Task directions: All of the data should be output character for character, except the pictures.

Materials provided:
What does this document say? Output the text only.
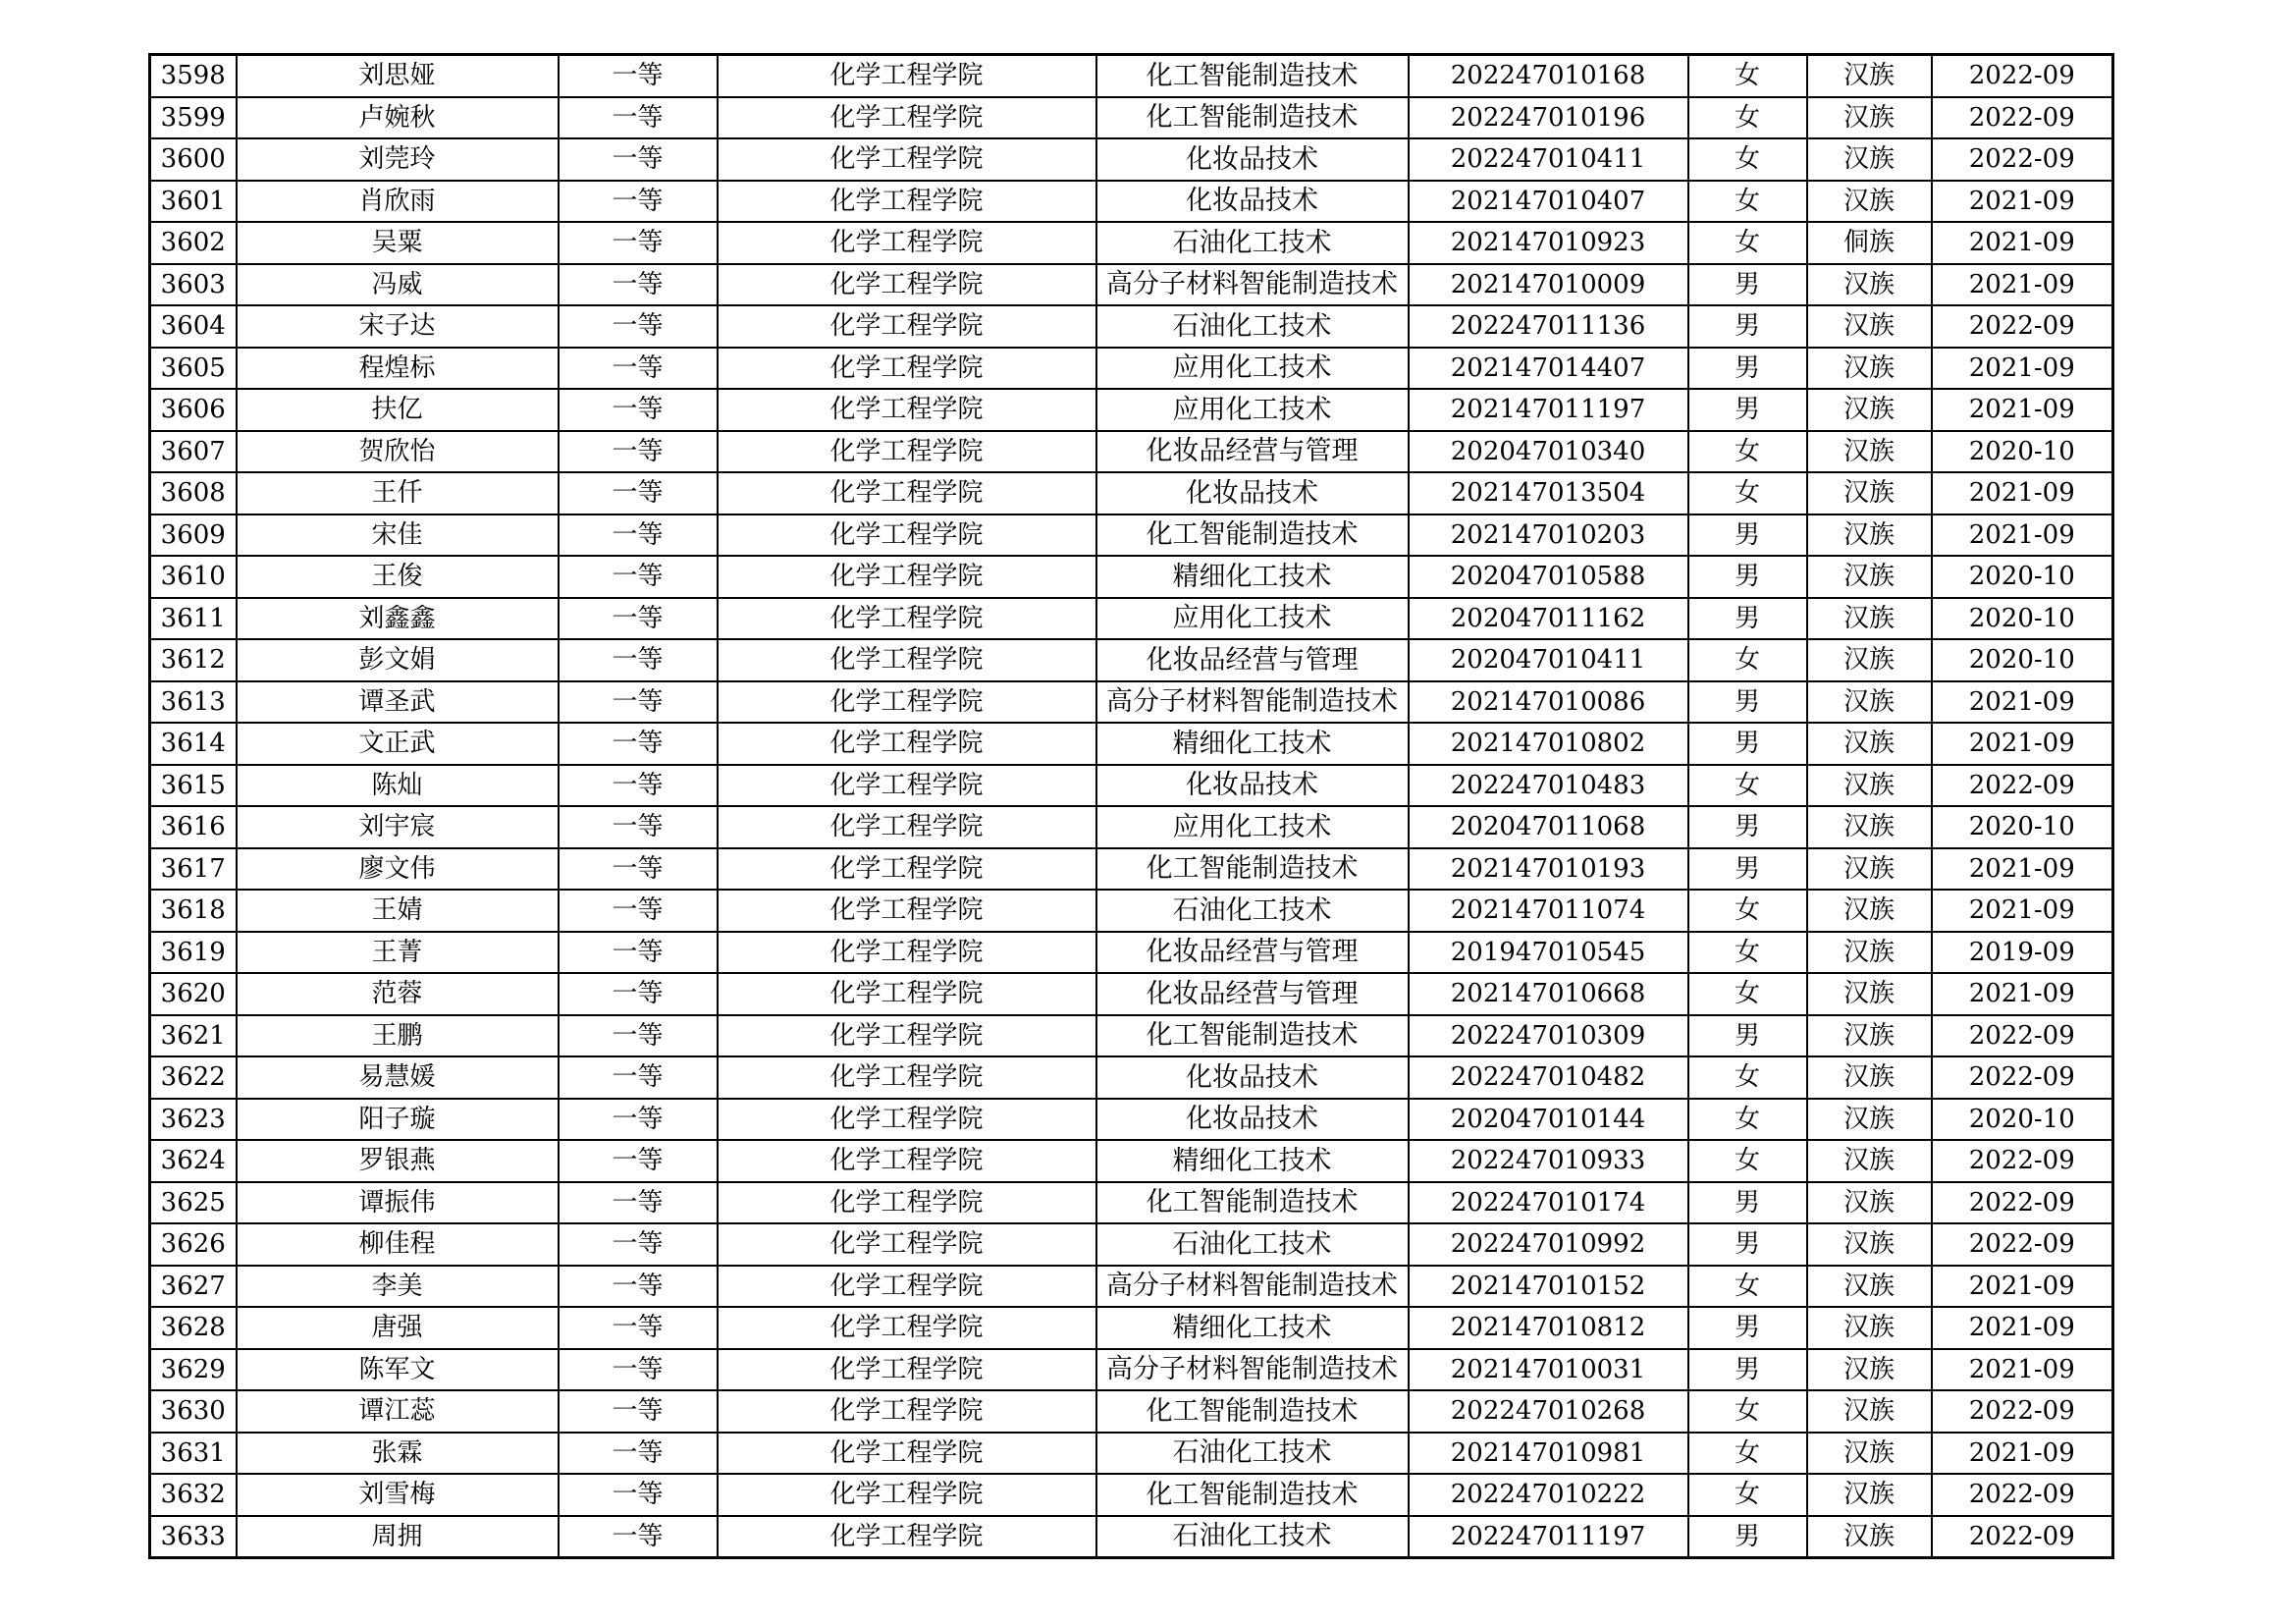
3598	刘思娅	一等	化学工程学院	化工智能制造技术	202247010168	女	汉族	2022-09
3599	卢婉秋	一等	化学工程学院	化工智能制造技术	202247010196	女	汉族	2022-09
3600	刘莞玲	一等	化学工程学院	化妆品技术	202247010411	女	汉族	2022-09
3601	肖欣雨	一等	化学工程学院	化妆品技术	202147010407	女	汉族	2021-09
3602	吴粟	一等	化学工程学院	石油化工技术	202147010923	女	侗族	2021-09
3603	冯威	一等	化学工程学院	高分子材料智能制造技术	202147010009	男	汉族	2021-09
3604	宋子达	一等	化学工程学院	石油化工技术	202247011136	男	汉族	2022-09
3605	程煌标	一等	化学工程学院	应用化工技术	202147014407	男	汉族	2021-09
3606	扶亿	一等	化学工程学院	应用化工技术	202147011197	男	汉族	2021-09
3607	贺欣怡	一等	化学工程学院	化妆品经营与管理	202047010340	女	汉族	2020-10
3608	王仟	一等	化学工程学院	化妆品技术	202147013504	女	汉族	2021-09
3609	宋佳	一等	化学工程学院	化工智能制造技术	202147010203	男	汉族	2021-09
3610	王俊	一等	化学工程学院	精细化工技术	202047010588	男	汉族	2020-10
3611	刘鑫鑫	一等	化学工程学院	应用化工技术	202047011162	男	汉族	2020-10
3612	彭文娟	一等	化学工程学院	化妆品经营与管理	202047010411	女	汉族	2020-10
3613	谭圣武	一等	化学工程学院	高分子材料智能制造技术	202147010086	男	汉族	2021-09
3614	文正武	一等	化学工程学院	精细化工技术	202147010802	男	汉族	2021-09
3615	陈灿	一等	化学工程学院	化妆品技术	202247010483	女	汉族	2022-09
3616	刘宇宸	一等	化学工程学院	应用化工技术	202047011068	男	汉族	2020-10
3617	廖文伟	一等	化学工程学院	化工智能制造技术	202147010193	男	汉族	2021-09
3618	王婧	一等	化学工程学院	石油化工技术	202147011074	女	汉族	2021-09
3619	王菁	一等	化学工程学院	化妆品经营与管理	201947010545	女	汉族	2019-09
3620	范蓉	一等	化学工程学院	化妆品经营与管理	202147010668	女	汉族	2021-09
3621	王鹏	一等	化学工程学院	化工智能制造技术	202247010309	男	汉族	2022-09
3622	易慧媛	一等	化学工程学院	化妆品技术	202247010482	女	汉族	2022-09
3623	阳子璇	一等	化学工程学院	化妆品技术	202047010144	女	汉族	2020-10
3624	罗银燕	一等	化学工程学院	精细化工技术	202247010933	女	汉族	2022-09
3625	谭振伟	一等	化学工程学院	化工智能制造技术	202247010174	男	汉族	2022-09
3626	柳佳程	一等	化学工程学院	石油化工技术	202247010992	男	汉族	2022-09
3627	李美	一等	化学工程学院	高分子材料智能制造技术	202147010152	女	汉族	2021-09
3628	唐强	一等	化学工程学院	精细化工技术	202147010812	男	汉族	2021-09
3629	陈军文	一等	化学工程学院	高分子材料智能制造技术	202147010031	男	汉族	2021-09
3630	谭江蕊	一等	化学工程学院	化工智能制造技术	202247010268	女	汉族	2022-09
3631	张霖	一等	化学工程学院	石油化工技术	202147010981	女	汉族	2021-09
3632	刘雪梅	一等	化学工程学院	化工智能制造技术	202247010222	女	汉族	2022-09
3633	周拥	一等	化学工程学院	石油化工技术	202247011197	男	汉族	2022-09
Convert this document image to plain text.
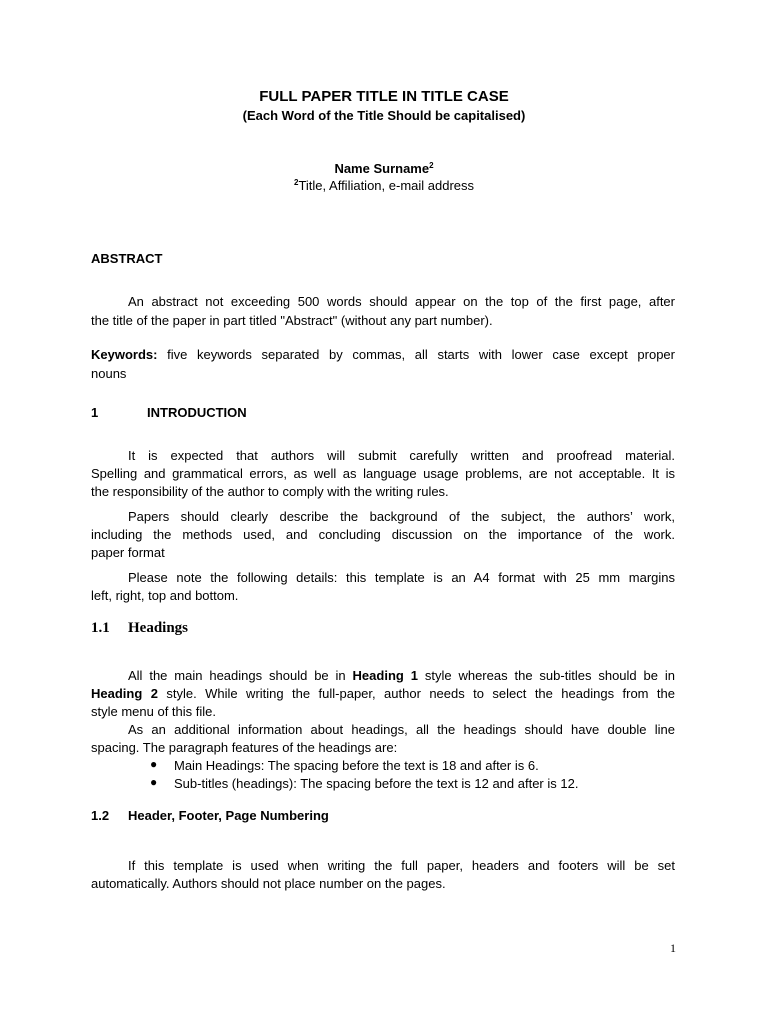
FULL PAPER TITLE IN TITLE CASE
(Each Word of the Title Should be capitalised)
Name Surname$^2$
$^2$Title, Affiliation, e-mail address
ABSTRACT
An abstract not exceeding 500 words should appear on the top of the first page, after
the title of the paper in part titled "Abstract" (without any part number).
Keywords: five keywords separated by commas, all starts with lower case except proper
nouns
1	INTRODUCTION
It is expected that authors will submit carefully written and proofread material.
Spelling and grammatical errors, as well as language usage problems, are not acceptable. It is
the responsibility of the author to comply with the writing rules.
Papers should clearly describe the background of the subject, the authors’ work,
including the methods used, and concluding discussion on the importance of the work.
paper format
Please note the following details: this template is an A4 format with 25 mm margins
left, right, top and bottom.
1.1	Headings
All the main headings should be in Heading 1 style whereas the sub-titles should be in
Heading 2 style. While writing the full-paper, author needs to select the headings from the
style menu of this file.
As an additional information about headings, all the headings should have double line
spacing. The paragraph features of the headings are:
● Main Headings: The spacing before the text is 18 and after is 6.
● Sub-titles (headings): The spacing before the text is 12 and after is 12.
1.2	Header, Footer, Page Numbering
If this template is used when writing the full paper, headers and footers will be set
automatically. Authors should not place number on the pages.
1
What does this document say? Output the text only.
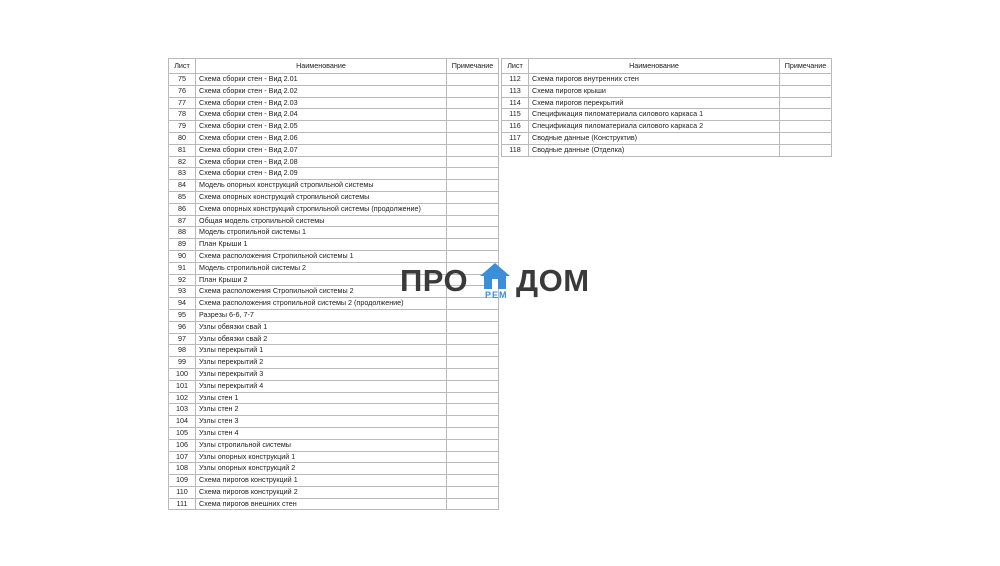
Лист	Наименование	Примечание
75	Схема сборки стен - Вид 2.01	
76	Схема сборки стен - Вид 2.02	
77	Схема сборки стен - Вид 2.03	
78	Схема сборки стен - Вид 2.04	
79	Схема сборки стен - Вид 2.05	
80	Схема сборки стен - Вид 2.06	
81	Схема сборки стен - Вид 2.07	
82	Схема сборки стен - Вид 2.08	
83	Схема сборки стен - Вид 2.09	
84	Модель опорных конструкций стропильной системы	
85	Схема опорных конструкций стропильной системы	
86	Схема опорных конструкций стропильной системы (продолжение)	
87	Общая модель стропильной системы	
88	Модель стропильной системы 1	
89	План Крыши 1	
90	Схема расположения Стропильной системы 1	
91	Модель стропильной системы 2	
92	План Крыши 2	
93	Схема расположения Стропильной системы 2	
94	Схема расположения стропильной системы 2 (продолжение)	
95	Разрезы 6-6, 7-7	
96	Узлы обвязки свай 1	
97	Узлы обвязки свай 2	
98	Узлы перекрытий 1	
99	Узлы перекрытий 2	
100	Узлы перекрытий 3	
101	Узлы перекрытий 4	
102	Узлы стен 1	
103	Узлы стен 2	
104	Узлы стен 3	
105	Узлы стен 4	
106	Узлы стропильной системы	
107	Узлы опорных конструкций 1	
108	Узлы опорных конструкций 2	
109	Схема пирогов конструкций 1	
110	Схема пирогов конструкций 2	
111	Схема пирогов внешних стен	
Лист	Наименование	Примечание
112	Схема пирогов внутренних стен	
113	Схема пирогов крыши	
114	Схема пирогов перекрытий	
115	Спецификация пиломатериала силового каркаса 1	
116	Спецификация пиломатериала силового каркаса 2	
117	Сводные данные (Конструктив)	
118	Сводные данные (Отделка)	
ПРО РЕМ ДОМ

Answer in full:
What does this document say? Output the text only.
3598	刘思娅	一等	化学工程学院	化工智能制造技术	202247010168	女	汉族	2022-09
3599	卢婉秋	一等	化学工程学院	化工智能制造技术	202247010196	女	汉族	2022-09
3600	刘莞玲	一等	化学工程学院	化妆品技术	202247010411	女	汉族	2022-09
3601	肖欣雨	一等	化学工程学院	化妆品技术	202147010407	女	汉族	2021-09
3602	吴粟	一等	化学工程学院	石油化工技术	202147010923	女	侗族	2021-09
3603	冯威	一等	化学工程学院	高分子材料智能制造技术	202147010009	男	汉族	2021-09
3604	宋子达	一等	化学工程学院	石油化工技术	202247011136	男	汉族	2022-09
3605	程煌标	一等	化学工程学院	应用化工技术	202147014407	男	汉族	2021-09
3606	扶亿	一等	化学工程学院	应用化工技术	202147011197	男	汉族	2021-09
3607	贺欣怡	一等	化学工程学院	化妆品经营与管理	202047010340	女	汉族	2020-10
3608	王仟	一等	化学工程学院	化妆品技术	202147013504	女	汉族	2021-09
3609	宋佳	一等	化学工程学院	化工智能制造技术	202147010203	男	汉族	2021-09
3610	王俊	一等	化学工程学院	精细化工技术	202047010588	男	汉族	2020-10
3611	刘鑫鑫	一等	化学工程学院	应用化工技术	202047011162	男	汉族	2020-10
3612	彭文娟	一等	化学工程学院	化妆品经营与管理	202047010411	女	汉族	2020-10
3613	谭圣武	一等	化学工程学院	高分子材料智能制造技术	202147010086	男	汉族	2021-09
3614	文正武	一等	化学工程学院	精细化工技术	202147010802	男	汉族	2021-09
3615	陈灿	一等	化学工程学院	化妆品技术	202247010483	女	汉族	2022-09
3616	刘宇宸	一等	化学工程学院	应用化工技术	202047011068	男	汉族	2020-10
3617	廖文伟	一等	化学工程学院	化工智能制造技术	202147010193	男	汉族	2021-09
3618	王婧	一等	化学工程学院	石油化工技术	202147011074	女	汉族	2021-09
3619	王菁	一等	化学工程学院	化妆品经营与管理	201947010545	女	汉族	2019-09
3620	范蓉	一等	化学工程学院	化妆品经营与管理	202147010668	女	汉族	2021-09
3621	王鹏	一等	化学工程学院	化工智能制造技术	202247010309	男	汉族	2022-09
3622	易慧媛	一等	化学工程学院	化妆品技术	202247010482	女	汉族	2022-09
3623	阳子璇	一等	化学工程学院	化妆品技术	202047010144	女	汉族	2020-10
3624	罗银燕	一等	化学工程学院	精细化工技术	202247010933	女	汉族	2022-09
3625	谭振伟	一等	化学工程学院	化工智能制造技术	202247010174	男	汉族	2022-09
3626	柳佳程	一等	化学工程学院	石油化工技术	202247010992	男	汉族	2022-09
3627	李美	一等	化学工程学院	高分子材料智能制造技术	202147010152	女	汉族	2021-09
3628	唐强	一等	化学工程学院	精细化工技术	202147010812	男	汉族	2021-09
3629	陈军文	一等	化学工程学院	高分子材料智能制造技术	202147010031	男	汉族	2021-09
3630	谭江蕊	一等	化学工程学院	化工智能制造技术	202247010268	女	汉族	2022-09
3631	张霖	一等	化学工程学院	石油化工技术	202147010981	女	汉族	2021-09
3632	刘雪梅	一等	化学工程学院	化工智能制造技术	202247010222	女	汉族	2022-09
3633	周拥	一等	化学工程学院	石油化工技术	202247011197	男	汉族	2022-09
Convert this document image to plain text.
FULL PAPER TITLE IN TITLE CASE
(Each Word of the Title Should be capitalised)
Name Surname$^2$
$^2$Title, Affiliation, e-mail address
ABSTRACT
An abstract not exceeding 500 words should appear on the top of the first page, after
the title of the paper in part titled "Abstract" (without any part number).
Keywords: five keywords separated by commas, all starts with lower case except proper
nouns
1	INTRODUCTION
It is expected that authors will submit carefully written and proofread material.
Spelling and grammatical errors, as well as language usage problems, are not acceptable. It is
the responsibility of the author to comply with the writing rules.
Papers should clearly describe the background of the subject, the authors’ work,
including the methods used, and concluding discussion on the importance of the work.
paper format
Please note the following details: this template is an A4 format with 25 mm margins
left, right, top and bottom.
1.1	Headings
All the main headings should be in Heading 1 style whereas the sub-titles should be in
Heading 2 style. While writing the full-paper, author needs to select the headings from the
style menu of this file.
As an additional information about headings, all the headings should have double line
spacing. The paragraph features of the headings are:
● Main Headings: The spacing before the text is 18 and after is 6.
● Sub-titles (headings): The spacing before the text is 12 and after is 12.
1.2	Header, Footer, Page Numbering
If this template is used when writing the full paper, headers and footers will be set
automatically. Authors should not place number on the pages.
1
What does this document say? Output the text only.
Лист	Наименование	Примечание
75	Схема сборки стен - Вид 2.01	
76	Схема сборки стен - Вид 2.02	
77	Схема сборки стен - Вид 2.03	
78	Схема сборки стен - Вид 2.04	
79	Схема сборки стен - Вид 2.05	
80	Схема сборки стен - Вид 2.06	
81	Схема сборки стен - Вид 2.07	
82	Схема сборки стен - Вид 2.08	
83	Схема сборки стен - Вид 2.09	
84	Модель опорных конструкций стропильной системы	
85	Схема опорных конструкций стропильной системы	
86	Схема опорных конструкций стропильной системы (продолжение)	
87	Общая модель стропильной системы	
88	Модель стропильной системы 1	
89	План Крыши 1	
90	Схема расположения Стропильной системы 1	
91	Модель стропильной системы 2	
92	План Крыши 2	
93	Схема расположения Стропильной системы 2	
94	Схема расположения стропильной системы 2 (продолжение)	
95	Разрезы 6-6, 7-7	
96	Узлы обвязки свай 1	
97	Узлы обвязки свай 2	
98	Узлы перекрытий 1	
99	Узлы перекрытий 2	
100	Узлы перекрытий 3	
101	Узлы перекрытий 4	
102	Узлы стен 1	
103	Узлы стен 2	
104	Узлы стен 3	
105	Узлы стен 4	
106	Узлы стропильной системы	
107	Узлы опорных конструкций 1	
108	Узлы опорных конструкций 2	
109	Схема пирогов конструкций 1	
110	Схема пирогов конструкций 2	
111	Схема пирогов внешних стен	
Лист	Наименование	Примечание
112	Схема пирогов внутренних стен	
113	Схема пирогов крыши	
114	Схема пирогов перекрытий	
115	Спецификация пиломатериала силового каркаса 1	
116	Спецификация пиломатериала силового каркаса 2	
117	Сводные данные (Конструктив)	
118	Сводные данные (Отделка)	
ПРО РЕМ ДОМ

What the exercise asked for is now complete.